> _REQUIRED ACTION A_:
Answer these from the text about Jenna Sanz-Agero:
(i) From which university did she receive her J.D.?
(ii) On what date did she resign as Media 8 co-President?
(iii) Who recruited her to join Vixen?
> _REQUIRED ACTION B_:
Pick up the text about Jenna Sanz-Agero after its last sentence and continue it.

> _TEXT PROVIDED_:
● ● ● ●
American singer-songwriter

Jenna Leah Sanz-Agero (née Piccolo; born November 10, 1969) is the former lead singer of the female rock band Vixen from 2001-2013, and a former president of Media 8.

== Education ==
Sanz-Agero received her B.S. degree in Finance, summa cum laude, from Sacred Heart University and her J.D., magna cum laude, from Pepperdine University, and was admitted to the California Bar in 1995.

==Law and business career==
Before joining Media 8 in 2003, Sanz-Agero was a founding partner in the law firm Business Affairs, Inc., which provided business and legal affairs services related to the development, production, finance, and distribution of television and film projects. She previously served as Vice President of Business and Legal Affairs for MDP Worldwide, Media 8's old name.

She resigned as Media 8 co-President on September 8, 2006. She later served as head of business affairs and strategy consultant for Foresight Unlimited.

From 2007 to 2017 Sanz-Agero served as President of Lapin Blanc, Inc. Following her departure from Lapin Blanc, Inc., she served as Chief Operating Officer, Executive Vice President of Business Affairs and Operations for The H Collective, a motion picture company, until 2019. In July of the same year, she assumed the role of Director of Business, Legal Affairs and Strategic Knowledge Management at Netflix.

Sanz-Agero co-authored the dessert cookbook Sugar, Sugar: Every Recipe Has a Story (Andrews McMeel Publishing, October 2011) with Kimberly "Momma" Reiner.

==Music career==
Sanz-Agero was the lead singer of local Los Angeles bands including NoNo BadDog and Belladonna. She was recruited by Jan Kuehnemund to join Vixen during the Voices of Metal Tour in 2001 with other 1980s bands such as Slaughter, Stephen Pearcy's Ratt, and Mötley Crüe lead singer Vince Neil. Sanz-Agero provided the lead vocals for the 2006 Vixen releases Extended Versions ( Live in Sweden), released by Sony BMG in July, and studio album Live & Learn, released in November in Europe and January 2007 in the U.S. She co-wrote most of the songs for the latter album.
● ● ● ●
> _DATA LISTING_:
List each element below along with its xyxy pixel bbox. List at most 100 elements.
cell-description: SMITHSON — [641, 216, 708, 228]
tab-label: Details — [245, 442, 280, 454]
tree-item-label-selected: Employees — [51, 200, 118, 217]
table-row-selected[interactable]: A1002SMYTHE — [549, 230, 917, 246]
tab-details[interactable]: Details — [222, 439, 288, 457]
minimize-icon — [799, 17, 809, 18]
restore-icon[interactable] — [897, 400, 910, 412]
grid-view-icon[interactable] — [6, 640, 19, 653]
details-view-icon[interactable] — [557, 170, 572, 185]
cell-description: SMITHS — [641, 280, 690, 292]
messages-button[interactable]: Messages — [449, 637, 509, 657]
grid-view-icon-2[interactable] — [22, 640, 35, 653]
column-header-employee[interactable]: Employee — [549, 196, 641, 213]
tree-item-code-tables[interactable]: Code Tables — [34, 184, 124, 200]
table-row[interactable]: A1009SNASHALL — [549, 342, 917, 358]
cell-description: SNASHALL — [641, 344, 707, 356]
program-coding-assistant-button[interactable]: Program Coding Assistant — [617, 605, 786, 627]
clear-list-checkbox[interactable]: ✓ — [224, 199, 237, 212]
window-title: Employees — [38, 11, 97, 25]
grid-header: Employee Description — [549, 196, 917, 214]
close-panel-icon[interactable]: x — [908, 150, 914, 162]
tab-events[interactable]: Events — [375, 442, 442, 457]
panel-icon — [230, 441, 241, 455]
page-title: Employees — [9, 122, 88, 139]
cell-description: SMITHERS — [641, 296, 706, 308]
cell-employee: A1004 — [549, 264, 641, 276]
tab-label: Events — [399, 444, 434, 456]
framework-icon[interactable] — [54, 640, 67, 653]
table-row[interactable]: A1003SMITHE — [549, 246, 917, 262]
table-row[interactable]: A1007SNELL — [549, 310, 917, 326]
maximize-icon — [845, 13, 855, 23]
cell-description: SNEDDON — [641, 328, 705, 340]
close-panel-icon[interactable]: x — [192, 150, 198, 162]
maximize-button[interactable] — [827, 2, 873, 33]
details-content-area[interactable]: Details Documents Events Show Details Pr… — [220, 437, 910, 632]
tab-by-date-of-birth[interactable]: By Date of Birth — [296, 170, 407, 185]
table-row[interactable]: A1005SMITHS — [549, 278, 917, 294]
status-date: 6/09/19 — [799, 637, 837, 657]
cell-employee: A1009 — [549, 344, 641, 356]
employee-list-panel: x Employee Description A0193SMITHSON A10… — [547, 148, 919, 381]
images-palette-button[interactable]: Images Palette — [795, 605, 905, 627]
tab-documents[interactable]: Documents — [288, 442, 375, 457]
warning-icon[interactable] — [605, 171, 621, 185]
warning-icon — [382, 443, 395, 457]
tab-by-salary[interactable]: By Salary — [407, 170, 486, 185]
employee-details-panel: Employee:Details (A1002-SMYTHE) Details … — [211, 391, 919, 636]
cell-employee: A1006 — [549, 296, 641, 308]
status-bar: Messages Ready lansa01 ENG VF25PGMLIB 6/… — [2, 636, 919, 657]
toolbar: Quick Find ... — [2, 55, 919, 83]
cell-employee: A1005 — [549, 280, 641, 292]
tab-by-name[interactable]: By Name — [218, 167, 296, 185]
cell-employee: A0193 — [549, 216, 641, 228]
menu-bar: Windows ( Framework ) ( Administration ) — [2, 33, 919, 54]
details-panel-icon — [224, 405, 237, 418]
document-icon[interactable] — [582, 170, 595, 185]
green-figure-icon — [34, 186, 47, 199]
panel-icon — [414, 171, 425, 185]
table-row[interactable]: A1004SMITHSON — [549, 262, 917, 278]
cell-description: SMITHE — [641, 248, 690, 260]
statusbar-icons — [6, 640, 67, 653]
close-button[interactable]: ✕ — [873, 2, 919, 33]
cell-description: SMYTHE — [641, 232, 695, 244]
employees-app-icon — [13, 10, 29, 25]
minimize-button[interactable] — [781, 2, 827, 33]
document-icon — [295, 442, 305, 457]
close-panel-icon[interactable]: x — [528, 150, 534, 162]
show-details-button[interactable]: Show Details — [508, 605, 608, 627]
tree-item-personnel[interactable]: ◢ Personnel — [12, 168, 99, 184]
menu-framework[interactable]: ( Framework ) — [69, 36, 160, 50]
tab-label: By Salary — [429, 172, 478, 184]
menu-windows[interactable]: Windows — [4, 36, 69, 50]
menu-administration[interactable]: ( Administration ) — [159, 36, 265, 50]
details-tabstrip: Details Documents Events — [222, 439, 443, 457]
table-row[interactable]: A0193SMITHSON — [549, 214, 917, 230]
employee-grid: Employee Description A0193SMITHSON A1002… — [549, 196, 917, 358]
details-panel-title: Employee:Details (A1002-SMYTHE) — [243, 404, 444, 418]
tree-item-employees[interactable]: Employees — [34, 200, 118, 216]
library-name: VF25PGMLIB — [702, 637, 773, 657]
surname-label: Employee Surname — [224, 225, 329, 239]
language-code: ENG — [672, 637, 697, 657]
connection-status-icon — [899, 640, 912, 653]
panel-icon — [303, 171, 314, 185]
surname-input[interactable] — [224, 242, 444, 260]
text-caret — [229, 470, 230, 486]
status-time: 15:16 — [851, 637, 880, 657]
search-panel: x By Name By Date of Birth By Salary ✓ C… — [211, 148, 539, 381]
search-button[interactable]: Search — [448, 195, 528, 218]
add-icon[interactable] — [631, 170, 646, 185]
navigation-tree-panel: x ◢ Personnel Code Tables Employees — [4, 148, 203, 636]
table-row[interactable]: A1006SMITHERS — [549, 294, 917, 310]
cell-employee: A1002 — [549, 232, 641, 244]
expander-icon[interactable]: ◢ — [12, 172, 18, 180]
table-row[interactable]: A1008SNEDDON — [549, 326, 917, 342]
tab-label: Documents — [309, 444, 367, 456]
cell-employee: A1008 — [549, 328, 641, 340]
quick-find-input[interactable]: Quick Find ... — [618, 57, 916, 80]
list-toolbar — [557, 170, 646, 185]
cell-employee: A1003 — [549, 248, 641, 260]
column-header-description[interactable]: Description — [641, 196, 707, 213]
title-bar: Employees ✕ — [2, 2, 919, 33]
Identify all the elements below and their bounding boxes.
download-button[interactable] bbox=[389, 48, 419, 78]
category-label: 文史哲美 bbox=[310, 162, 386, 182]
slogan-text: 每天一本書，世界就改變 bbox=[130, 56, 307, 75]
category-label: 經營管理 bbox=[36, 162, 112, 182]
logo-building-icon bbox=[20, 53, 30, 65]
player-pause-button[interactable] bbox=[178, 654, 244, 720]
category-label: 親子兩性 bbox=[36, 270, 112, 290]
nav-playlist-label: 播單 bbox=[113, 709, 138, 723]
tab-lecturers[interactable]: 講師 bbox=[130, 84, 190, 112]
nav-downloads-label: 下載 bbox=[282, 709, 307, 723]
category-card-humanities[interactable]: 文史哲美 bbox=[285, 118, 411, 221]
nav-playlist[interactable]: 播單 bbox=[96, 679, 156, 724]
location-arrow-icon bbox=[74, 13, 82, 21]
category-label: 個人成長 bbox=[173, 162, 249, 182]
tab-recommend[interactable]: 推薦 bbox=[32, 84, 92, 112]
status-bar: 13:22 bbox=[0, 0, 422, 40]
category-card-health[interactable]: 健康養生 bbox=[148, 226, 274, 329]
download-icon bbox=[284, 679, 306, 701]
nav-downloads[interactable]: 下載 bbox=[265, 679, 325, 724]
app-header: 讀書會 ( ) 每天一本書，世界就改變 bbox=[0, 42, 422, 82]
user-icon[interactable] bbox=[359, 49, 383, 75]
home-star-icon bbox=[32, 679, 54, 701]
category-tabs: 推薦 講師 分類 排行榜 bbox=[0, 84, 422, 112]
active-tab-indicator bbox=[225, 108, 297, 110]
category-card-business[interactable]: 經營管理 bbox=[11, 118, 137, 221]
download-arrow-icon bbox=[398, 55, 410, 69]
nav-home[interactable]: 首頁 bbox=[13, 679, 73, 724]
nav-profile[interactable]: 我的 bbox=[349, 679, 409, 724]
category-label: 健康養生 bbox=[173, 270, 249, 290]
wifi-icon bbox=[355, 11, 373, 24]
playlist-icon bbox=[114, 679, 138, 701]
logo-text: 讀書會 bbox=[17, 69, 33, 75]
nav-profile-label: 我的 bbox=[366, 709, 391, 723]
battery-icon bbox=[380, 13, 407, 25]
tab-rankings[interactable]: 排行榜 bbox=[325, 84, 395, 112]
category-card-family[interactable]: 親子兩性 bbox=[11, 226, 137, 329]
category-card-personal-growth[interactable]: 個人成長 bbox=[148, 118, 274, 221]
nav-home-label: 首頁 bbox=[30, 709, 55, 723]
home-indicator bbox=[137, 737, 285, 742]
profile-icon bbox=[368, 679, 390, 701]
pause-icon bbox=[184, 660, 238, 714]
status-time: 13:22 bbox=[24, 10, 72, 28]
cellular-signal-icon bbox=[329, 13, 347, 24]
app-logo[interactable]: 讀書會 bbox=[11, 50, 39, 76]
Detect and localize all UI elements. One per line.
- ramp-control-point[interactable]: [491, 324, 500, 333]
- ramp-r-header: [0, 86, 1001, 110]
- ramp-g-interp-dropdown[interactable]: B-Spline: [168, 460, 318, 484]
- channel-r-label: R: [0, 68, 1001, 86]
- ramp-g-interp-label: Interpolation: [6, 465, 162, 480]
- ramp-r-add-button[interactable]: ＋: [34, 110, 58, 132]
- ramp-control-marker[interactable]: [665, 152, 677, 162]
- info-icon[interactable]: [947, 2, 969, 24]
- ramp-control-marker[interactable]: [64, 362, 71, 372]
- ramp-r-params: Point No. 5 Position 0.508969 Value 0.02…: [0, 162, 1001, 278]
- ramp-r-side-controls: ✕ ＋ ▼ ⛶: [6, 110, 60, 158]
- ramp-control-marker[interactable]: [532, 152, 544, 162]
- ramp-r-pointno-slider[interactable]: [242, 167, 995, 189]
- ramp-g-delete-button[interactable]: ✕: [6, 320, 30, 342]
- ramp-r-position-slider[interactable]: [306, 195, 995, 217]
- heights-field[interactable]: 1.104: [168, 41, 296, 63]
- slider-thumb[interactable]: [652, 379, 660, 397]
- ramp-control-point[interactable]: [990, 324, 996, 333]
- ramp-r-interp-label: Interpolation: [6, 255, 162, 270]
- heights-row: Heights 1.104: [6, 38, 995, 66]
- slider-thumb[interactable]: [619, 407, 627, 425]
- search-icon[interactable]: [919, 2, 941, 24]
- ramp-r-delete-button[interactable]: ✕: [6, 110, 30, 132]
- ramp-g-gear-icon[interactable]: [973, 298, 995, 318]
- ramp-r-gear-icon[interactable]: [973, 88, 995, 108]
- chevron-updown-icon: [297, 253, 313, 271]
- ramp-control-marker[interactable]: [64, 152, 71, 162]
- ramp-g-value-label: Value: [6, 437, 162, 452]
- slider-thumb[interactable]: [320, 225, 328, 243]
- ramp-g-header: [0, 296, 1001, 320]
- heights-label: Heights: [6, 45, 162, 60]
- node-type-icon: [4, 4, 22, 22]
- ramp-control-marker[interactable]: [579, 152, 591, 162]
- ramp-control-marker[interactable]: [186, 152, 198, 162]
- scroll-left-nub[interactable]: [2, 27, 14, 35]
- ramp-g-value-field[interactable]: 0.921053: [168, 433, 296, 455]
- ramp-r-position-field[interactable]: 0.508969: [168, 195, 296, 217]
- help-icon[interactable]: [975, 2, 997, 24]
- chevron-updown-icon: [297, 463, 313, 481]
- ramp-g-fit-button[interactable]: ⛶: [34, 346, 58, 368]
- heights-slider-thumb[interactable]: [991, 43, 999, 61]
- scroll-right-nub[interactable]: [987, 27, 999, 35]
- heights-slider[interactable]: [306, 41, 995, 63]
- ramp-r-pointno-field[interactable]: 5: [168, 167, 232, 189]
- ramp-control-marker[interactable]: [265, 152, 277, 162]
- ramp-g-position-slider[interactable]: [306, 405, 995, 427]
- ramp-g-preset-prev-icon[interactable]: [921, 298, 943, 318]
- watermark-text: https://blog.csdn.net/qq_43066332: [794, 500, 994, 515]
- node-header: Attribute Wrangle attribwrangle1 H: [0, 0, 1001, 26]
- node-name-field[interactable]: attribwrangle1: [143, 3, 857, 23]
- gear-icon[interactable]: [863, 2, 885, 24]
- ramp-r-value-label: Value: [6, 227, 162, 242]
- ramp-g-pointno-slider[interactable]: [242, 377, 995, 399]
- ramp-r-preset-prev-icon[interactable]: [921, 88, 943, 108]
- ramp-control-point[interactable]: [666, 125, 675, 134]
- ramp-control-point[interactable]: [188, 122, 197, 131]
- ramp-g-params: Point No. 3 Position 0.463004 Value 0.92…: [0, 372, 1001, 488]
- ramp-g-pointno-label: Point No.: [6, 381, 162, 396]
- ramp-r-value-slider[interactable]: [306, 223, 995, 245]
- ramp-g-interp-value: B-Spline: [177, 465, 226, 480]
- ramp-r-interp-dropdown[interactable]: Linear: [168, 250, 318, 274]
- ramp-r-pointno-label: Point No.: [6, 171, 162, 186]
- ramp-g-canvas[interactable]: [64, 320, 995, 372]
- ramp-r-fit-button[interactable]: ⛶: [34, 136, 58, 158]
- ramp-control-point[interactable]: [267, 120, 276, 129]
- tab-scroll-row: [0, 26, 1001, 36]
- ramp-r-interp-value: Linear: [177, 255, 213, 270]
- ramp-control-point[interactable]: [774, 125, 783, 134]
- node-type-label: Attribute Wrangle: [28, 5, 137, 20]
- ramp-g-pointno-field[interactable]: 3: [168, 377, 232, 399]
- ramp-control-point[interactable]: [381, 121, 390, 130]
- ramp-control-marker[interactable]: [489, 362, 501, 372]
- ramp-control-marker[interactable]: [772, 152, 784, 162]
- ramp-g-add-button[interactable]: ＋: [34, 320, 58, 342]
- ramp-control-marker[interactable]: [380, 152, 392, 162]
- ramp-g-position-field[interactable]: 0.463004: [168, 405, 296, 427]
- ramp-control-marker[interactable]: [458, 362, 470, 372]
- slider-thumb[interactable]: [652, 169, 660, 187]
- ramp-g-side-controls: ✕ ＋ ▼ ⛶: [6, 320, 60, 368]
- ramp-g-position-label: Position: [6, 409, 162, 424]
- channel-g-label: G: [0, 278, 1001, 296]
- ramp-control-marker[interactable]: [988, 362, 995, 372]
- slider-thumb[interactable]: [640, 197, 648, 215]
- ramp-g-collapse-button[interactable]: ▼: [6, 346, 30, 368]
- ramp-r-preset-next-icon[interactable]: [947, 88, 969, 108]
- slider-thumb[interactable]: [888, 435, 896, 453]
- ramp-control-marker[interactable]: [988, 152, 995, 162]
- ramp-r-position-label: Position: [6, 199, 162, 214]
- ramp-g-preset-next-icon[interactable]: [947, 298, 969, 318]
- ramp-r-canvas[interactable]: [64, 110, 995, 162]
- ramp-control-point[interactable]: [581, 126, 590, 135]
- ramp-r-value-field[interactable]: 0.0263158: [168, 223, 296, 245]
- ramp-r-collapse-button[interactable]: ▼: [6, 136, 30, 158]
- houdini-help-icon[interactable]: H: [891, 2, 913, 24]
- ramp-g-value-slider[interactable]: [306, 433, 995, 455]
● ● ● ●
> _ANSWER SECTION A_:
(i) Pepperdine University
(ii) September 8, 2006
(iii) Jan Kuehnemund

> _ANSWER SECTION B_:
In a July 2011 interview, Sanz-Agero confirmed that a second album featuring the 2001 line-up was in the works and revealed the existence of a track called "I Understand" along with other new recordings and outtakes during the Live & Learn sessions. There has yet to be a proper release for these recordings due to Vixen not having a single member from that line-up anymore.

Sanz-Agero amicably left Vixen and her music career in 2013, as Jan Kuehnemund was planning to reunite the classic lineup with Janet Gardner, Share Ross, and Roxy Petrucci; however, Kuehnemund died on October 10, 2013, and was replaced by a returning Gina Stile. On January 21, 2016, Sanz-Agero appeared only for one night alongside Vixen's revamped lineup to perform with them in Anaheim, where, together, they sang "Love Is a Killer" from the band's 1990 album Rev It Up. Future Vixen frontwoman Lorraine Lewis's Femme Fatale served as the co-opening act.

==Discography==
Vixen
- Extended Versions - Live in Sweden (2006)
- Live & Learn (2006)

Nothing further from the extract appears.